## BEGIN Entries
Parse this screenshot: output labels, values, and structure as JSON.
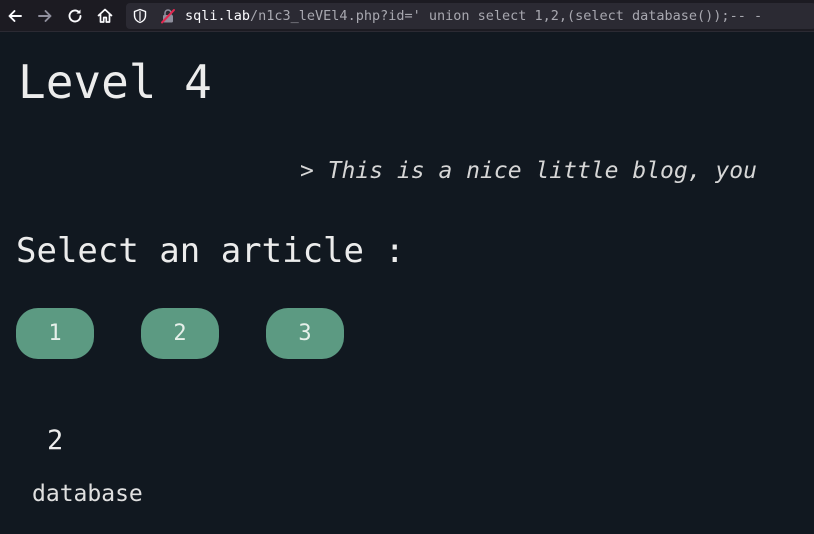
{
  "browser": {
    "url_host": "sqli.lab",
    "url_path": "/n1c3_leVEl4.php?id=' union select 1,2,(select database());-- -",
    "icons": [
      "back-arrow-icon",
      "forward-arrow-icon",
      "reload-icon",
      "home-icon",
      "shield-icon",
      "insecure-lock-icon"
    ]
  },
  "page": {
    "title": "Level 4",
    "quote": "> This is a nice little blog, you",
    "select_heading": "Select an article :",
    "articles": [
      {
        "label": "1"
      },
      {
        "label": "2"
      },
      {
        "label": "3"
      }
    ],
    "result": {
      "number": "2",
      "text": "database"
    }
  },
  "colors": {
    "background": "#111820",
    "toolbar": "#1c1b22",
    "urlbar": "#2b2a33",
    "button": "#5c9a82",
    "insecure": "#e22850"
  }
}
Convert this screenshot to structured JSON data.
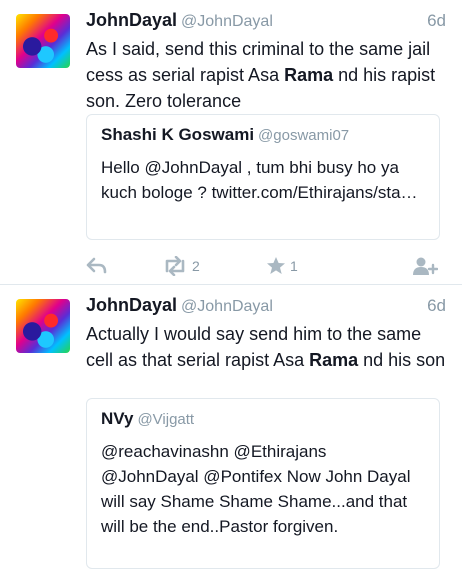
## END Entries
● What is being asked:
Reproduce all entries exactly. Pictures do not belong in the copy.

● The response:
Parse this screenshot: output labels, values, and structure as JSON.
{
  "browser": {
    "url_host": "sqli.lab",
    "url_path": "/n1c3_leVEl4.php?id=' union select 1,2,(select database());-- -",
    "icons": [
      "back-arrow-icon",
      "forward-arrow-icon",
      "reload-icon",
      "home-icon",
      "shield-icon",
      "insecure-lock-icon"
    ]
  },
  "page": {
    "title": "Level 4",
    "quote": "> This is a nice little blog, you",
    "select_heading": "Select an article :",
    "articles": [
      {
        "label": "1"
      },
      {
        "label": "2"
      },
      {
        "label": "3"
      }
    ],
    "result": {
      "number": "2",
      "text": "database"
    }
  },
  "colors": {
    "background": "#111820",
    "toolbar": "#1c1b22",
    "urlbar": "#2b2a33",
    "button": "#5c9a82",
    "insecure": "#e22850"
  }
}
Convert this screenshot to structured JSON data.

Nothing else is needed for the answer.